* _DIRECTION_
Beginning with the line where "Read all visible content and emit it as JSON." appears, retype every remaining line of the data below, both the first and last included.

╭─ MATERIAL SUPPLIED

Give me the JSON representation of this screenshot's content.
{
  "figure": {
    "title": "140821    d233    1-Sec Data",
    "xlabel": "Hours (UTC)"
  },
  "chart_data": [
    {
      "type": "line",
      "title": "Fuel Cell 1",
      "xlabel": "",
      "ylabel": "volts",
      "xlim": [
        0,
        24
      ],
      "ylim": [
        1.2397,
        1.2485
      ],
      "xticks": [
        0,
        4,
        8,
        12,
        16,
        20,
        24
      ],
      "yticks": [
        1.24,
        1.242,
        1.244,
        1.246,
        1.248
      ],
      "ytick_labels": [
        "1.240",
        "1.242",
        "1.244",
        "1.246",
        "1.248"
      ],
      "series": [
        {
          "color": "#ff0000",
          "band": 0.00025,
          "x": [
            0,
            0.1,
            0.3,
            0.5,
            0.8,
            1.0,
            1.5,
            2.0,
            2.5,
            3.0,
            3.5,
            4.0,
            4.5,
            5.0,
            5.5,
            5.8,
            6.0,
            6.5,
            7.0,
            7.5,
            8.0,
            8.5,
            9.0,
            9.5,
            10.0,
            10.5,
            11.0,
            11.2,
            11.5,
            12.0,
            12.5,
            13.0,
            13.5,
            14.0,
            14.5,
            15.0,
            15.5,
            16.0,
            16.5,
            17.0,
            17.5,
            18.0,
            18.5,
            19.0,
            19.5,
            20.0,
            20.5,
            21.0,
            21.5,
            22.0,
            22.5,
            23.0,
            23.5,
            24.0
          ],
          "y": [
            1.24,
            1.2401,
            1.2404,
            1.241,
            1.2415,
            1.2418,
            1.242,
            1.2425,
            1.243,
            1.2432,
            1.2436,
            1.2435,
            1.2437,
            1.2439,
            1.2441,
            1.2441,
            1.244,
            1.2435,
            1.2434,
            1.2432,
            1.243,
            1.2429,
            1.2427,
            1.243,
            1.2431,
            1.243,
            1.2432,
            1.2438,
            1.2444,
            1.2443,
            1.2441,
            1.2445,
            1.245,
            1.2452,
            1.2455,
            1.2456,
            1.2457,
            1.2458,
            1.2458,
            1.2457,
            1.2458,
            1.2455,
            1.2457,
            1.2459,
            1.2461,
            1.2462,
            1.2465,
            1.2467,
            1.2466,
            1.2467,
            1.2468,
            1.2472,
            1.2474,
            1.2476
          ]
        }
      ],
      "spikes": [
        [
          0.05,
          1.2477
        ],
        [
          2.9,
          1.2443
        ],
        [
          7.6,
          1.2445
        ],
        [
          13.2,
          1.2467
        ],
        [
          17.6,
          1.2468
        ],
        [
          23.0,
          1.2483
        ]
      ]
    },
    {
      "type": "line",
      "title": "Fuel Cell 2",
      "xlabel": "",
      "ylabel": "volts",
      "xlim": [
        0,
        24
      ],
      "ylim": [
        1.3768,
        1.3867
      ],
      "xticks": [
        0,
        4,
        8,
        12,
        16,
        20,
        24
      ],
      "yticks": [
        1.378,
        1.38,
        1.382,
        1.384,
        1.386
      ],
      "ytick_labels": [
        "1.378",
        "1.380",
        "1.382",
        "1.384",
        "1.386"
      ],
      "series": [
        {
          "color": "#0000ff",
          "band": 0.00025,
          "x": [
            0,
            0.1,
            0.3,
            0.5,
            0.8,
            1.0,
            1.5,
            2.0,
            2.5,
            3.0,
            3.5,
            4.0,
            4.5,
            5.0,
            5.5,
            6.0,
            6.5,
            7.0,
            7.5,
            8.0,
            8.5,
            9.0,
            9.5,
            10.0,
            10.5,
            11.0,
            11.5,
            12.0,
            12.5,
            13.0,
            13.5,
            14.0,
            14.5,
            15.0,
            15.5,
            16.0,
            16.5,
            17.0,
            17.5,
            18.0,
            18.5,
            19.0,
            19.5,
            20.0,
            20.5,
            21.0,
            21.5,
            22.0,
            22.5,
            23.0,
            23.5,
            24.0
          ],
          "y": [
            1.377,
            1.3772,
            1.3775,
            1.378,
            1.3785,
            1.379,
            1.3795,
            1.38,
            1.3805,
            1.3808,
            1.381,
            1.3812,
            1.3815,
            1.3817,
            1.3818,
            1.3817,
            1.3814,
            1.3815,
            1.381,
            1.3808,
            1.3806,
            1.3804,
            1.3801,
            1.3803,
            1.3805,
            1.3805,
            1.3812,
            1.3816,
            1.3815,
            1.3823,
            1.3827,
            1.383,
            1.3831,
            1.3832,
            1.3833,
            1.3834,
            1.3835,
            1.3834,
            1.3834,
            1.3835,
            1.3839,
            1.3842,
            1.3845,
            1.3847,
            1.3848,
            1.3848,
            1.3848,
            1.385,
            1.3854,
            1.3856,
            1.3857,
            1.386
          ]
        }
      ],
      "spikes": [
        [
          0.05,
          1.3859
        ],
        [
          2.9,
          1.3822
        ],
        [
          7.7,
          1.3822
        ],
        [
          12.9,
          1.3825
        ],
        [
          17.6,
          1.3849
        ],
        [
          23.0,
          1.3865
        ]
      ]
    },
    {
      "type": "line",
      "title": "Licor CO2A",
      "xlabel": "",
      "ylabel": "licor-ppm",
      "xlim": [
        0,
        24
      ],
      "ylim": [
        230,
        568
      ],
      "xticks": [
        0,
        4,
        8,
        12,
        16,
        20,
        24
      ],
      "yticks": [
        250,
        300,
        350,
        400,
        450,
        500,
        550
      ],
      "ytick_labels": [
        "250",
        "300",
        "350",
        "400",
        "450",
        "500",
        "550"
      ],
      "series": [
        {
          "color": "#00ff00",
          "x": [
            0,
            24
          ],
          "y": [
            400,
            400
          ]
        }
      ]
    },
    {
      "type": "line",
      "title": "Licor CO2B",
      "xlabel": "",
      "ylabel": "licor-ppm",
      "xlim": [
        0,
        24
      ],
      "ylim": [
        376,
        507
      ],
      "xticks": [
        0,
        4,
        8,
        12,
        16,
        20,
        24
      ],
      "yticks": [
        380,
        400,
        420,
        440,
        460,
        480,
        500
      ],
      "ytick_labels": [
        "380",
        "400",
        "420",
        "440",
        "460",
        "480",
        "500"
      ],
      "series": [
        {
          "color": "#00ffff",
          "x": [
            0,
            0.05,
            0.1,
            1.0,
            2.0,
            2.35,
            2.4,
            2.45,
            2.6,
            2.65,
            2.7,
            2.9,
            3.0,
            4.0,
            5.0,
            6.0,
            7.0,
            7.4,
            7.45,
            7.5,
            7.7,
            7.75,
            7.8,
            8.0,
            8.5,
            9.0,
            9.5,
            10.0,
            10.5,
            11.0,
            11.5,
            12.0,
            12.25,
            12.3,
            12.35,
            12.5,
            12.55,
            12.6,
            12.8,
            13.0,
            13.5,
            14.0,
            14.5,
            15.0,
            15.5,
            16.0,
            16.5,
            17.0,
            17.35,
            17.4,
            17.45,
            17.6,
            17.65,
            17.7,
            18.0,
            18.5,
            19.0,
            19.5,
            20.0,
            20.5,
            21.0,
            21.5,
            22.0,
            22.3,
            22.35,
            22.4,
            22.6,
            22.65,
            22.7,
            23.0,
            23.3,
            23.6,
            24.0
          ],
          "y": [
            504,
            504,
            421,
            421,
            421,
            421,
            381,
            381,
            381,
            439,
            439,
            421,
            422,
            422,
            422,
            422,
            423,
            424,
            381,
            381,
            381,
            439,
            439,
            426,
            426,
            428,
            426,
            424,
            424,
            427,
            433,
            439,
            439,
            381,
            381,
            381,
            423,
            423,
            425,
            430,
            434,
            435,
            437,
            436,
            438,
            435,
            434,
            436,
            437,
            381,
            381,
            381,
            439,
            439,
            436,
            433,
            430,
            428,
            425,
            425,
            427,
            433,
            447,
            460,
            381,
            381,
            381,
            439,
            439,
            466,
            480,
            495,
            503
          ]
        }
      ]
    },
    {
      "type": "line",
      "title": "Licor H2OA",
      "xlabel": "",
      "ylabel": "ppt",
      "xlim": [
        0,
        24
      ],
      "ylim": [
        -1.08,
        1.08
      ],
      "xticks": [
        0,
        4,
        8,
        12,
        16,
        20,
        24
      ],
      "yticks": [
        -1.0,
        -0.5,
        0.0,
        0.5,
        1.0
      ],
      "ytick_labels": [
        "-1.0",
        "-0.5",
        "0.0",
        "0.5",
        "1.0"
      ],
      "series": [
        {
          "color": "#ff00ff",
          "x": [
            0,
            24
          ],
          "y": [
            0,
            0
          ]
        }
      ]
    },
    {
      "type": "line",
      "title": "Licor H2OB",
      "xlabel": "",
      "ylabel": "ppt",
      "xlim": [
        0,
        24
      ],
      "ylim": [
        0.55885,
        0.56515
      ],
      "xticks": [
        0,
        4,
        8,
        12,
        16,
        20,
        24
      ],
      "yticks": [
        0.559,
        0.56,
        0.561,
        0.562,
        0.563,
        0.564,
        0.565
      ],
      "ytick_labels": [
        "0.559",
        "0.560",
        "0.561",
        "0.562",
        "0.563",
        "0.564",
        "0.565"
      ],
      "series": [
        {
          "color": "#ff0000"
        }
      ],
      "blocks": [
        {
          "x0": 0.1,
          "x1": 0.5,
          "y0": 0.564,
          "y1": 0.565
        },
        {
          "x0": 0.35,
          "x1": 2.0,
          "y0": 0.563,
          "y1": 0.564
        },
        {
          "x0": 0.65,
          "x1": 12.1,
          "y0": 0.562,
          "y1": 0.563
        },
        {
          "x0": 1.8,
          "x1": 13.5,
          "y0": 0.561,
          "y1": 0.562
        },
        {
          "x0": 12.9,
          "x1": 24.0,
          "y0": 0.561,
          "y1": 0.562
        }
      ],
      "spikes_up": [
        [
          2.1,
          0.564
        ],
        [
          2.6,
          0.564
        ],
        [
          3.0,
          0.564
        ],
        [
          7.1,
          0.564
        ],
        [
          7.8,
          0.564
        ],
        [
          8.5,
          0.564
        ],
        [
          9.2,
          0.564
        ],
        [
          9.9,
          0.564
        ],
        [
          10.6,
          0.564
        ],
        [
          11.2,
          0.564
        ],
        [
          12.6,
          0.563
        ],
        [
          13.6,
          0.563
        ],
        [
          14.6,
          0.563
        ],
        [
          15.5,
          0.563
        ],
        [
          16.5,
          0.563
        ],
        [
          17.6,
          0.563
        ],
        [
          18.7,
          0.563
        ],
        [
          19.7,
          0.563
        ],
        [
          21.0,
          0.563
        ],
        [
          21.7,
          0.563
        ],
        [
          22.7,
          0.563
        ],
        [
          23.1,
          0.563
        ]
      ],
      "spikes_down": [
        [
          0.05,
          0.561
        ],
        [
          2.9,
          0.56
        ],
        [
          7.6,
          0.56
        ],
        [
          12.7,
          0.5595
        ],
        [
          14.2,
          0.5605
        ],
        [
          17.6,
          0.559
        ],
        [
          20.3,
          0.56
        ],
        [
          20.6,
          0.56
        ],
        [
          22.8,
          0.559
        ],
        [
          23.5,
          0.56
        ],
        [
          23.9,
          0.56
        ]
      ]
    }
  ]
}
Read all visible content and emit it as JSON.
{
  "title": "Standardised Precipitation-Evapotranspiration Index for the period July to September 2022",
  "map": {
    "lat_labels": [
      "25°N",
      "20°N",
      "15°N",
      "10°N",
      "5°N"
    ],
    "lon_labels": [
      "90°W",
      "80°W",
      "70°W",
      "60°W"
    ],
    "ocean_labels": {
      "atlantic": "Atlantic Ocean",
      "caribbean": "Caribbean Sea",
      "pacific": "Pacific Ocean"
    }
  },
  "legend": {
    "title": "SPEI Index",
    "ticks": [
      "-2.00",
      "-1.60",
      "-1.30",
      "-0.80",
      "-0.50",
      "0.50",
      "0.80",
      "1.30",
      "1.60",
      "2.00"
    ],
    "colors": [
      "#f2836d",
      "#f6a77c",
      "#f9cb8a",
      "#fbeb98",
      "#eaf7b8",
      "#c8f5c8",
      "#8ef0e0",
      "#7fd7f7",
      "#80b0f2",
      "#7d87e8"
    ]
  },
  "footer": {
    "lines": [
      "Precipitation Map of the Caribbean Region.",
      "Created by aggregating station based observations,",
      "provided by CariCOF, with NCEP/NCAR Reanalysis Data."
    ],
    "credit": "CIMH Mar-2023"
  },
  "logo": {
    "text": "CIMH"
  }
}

╰─

* _THE RESPONSE_
Read all visible content and emit it as JSON.
{
  "title": "Standardised Precipitation-Evapotranspiration Index for the period July to September 2022",
  "map": {
    "lat_labels": [
      "25°N",
      "20°N",
      "15°N",
      "10°N",
      "5°N"
    ],
    "lon_labels": [
      "90°W",
      "80°W",
      "70°W",
      "60°W"
    ],
    "ocean_labels": {
      "atlantic": "Atlantic Ocean",
      "caribbean": "Caribbean Sea",
      "pacific": "Pacific Ocean"
    }
  },
  "legend": {
    "title": "SPEI Index",
    "ticks": [
      "-2.00",
      "-1.60",
      "-1.30",
      "-0.80",
      "-0.50",
      "0.50",
      "0.80",
      "1.30",
      "1.60",
      "2.00"
    ],
    "colors": [
      "#f2836d",
      "#f6a77c",
      "#f9cb8a",
      "#fbeb98",
      "#eaf7b8",
      "#c8f5c8",
      "#8ef0e0",
      "#7fd7f7",
      "#80b0f2",
      "#7d87e8"
    ]
  },
  "footer": {
    "lines": [
      "Precipitation Map of the Caribbean Region.",
      "Created by aggregating station based observations,",
      "provided by CariCOF, with NCEP/NCAR Reanalysis Data."
    ],
    "credit": "CIMH Mar-2023"
  },
  "logo": {
    "text": "CIMH"
  }
}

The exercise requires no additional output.